## Requirement:
Could you repeat, word for word, every line from the one containing "Enumerate this screenshot's" through the final line of the records below, and nothing else?

## Supplied records:

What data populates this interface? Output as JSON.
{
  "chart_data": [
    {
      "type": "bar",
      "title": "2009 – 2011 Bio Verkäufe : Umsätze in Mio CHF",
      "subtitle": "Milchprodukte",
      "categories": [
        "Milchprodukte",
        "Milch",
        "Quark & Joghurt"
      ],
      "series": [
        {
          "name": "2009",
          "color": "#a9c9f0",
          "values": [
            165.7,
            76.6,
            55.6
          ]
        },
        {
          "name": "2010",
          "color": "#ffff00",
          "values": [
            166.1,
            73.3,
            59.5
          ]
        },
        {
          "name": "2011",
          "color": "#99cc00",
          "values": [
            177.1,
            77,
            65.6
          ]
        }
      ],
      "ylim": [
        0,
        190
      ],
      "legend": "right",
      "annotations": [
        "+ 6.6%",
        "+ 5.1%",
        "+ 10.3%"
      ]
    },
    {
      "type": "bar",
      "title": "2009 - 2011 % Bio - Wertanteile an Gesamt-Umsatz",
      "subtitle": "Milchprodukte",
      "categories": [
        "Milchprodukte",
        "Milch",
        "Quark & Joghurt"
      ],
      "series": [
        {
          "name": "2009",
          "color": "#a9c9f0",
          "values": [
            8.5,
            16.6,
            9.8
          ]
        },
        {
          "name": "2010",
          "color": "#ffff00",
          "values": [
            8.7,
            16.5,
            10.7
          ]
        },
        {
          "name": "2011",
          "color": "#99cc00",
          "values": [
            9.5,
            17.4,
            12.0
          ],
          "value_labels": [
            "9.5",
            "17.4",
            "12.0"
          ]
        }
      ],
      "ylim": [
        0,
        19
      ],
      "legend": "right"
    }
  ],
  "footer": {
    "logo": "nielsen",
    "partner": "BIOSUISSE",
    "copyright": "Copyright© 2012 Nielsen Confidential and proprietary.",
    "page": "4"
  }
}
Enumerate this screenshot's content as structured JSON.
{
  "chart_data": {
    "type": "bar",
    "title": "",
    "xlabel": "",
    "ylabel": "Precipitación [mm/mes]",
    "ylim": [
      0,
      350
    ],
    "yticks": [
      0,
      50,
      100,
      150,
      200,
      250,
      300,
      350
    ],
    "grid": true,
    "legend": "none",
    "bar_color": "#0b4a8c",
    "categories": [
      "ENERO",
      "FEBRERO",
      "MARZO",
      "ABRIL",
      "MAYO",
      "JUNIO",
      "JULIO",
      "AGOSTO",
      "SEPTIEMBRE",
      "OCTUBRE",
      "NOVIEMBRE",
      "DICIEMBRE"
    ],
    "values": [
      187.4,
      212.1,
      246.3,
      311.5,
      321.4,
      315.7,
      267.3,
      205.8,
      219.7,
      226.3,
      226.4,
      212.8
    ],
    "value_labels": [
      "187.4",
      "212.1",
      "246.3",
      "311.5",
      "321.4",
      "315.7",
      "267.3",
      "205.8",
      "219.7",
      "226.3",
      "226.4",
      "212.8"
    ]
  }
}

## Full solution:
Enumerate this screenshot's content as structured JSON.
{
  "chart_data": {
    "type": "bar",
    "title": "",
    "xlabel": "",
    "ylabel": "Precipitación [mm/mes]",
    "ylim": [
      0,
      350
    ],
    "yticks": [
      0,
      50,
      100,
      150,
      200,
      250,
      300,
      350
    ],
    "grid": true,
    "legend": "none",
    "bar_color": "#0b4a8c",
    "categories": [
      "ENERO",
      "FEBRERO",
      "MARZO",
      "ABRIL",
      "MAYO",
      "JUNIO",
      "JULIO",
      "AGOSTO",
      "SEPTIEMBRE",
      "OCTUBRE",
      "NOVIEMBRE",
      "DICIEMBRE"
    ],
    "values": [
      187.4,
      212.1,
      246.3,
      311.5,
      321.4,
      315.7,
      267.3,
      205.8,
      219.7,
      226.3,
      226.4,
      212.8
    ],
    "value_labels": [
      "187.4",
      "212.1",
      "246.3",
      "311.5",
      "321.4",
      "315.7",
      "267.3",
      "205.8",
      "219.7",
      "226.3",
      "226.4",
      "212.8"
    ]
  }
}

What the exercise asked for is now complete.